%%

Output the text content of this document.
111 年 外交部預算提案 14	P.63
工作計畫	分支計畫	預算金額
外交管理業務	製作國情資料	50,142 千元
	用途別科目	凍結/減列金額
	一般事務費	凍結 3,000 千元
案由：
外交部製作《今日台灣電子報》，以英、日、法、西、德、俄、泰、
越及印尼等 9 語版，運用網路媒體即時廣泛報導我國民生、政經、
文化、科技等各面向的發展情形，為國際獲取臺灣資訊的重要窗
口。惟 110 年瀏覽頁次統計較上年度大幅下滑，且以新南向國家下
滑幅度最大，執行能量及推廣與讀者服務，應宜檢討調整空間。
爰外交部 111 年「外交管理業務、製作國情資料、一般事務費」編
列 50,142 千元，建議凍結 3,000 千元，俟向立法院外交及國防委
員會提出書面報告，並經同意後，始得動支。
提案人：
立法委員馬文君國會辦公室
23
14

%%

- **WHAT YOU HAVE TO DO**:
Copy each record from above exactly, and include every line.

- **WRITTEN ANSWER**:
Output the text content of this document.
111 年 外交部預算提案 14	P.63
工作計畫	分支計畫	預算金額
外交管理業務	製作國情資料	50,142 千元
	用途別科目	凍結/減列金額
	一般事務費	凍結 3,000 千元
案由：
外交部製作《今日台灣電子報》，以英、日、法、西、德、俄、泰、
越及印尼等 9 語版，運用網路媒體即時廣泛報導我國民生、政經、
文化、科技等各面向的發展情形，為國際獲取臺灣資訊的重要窗
口。惟 110 年瀏覽頁次統計較上年度大幅下滑，且以新南向國家下
滑幅度最大，執行能量及推廣與讀者服務，應宜檢討調整空間。
爰外交部 111 年「外交管理業務、製作國情資料、一般事務費」編
列 50,142 千元，建議凍結 3,000 千元，俟向立法院外交及國防委
員會提出書面報告，並經同意後，始得動支。
提案人：
立法委員馬文君國會辦公室
23
14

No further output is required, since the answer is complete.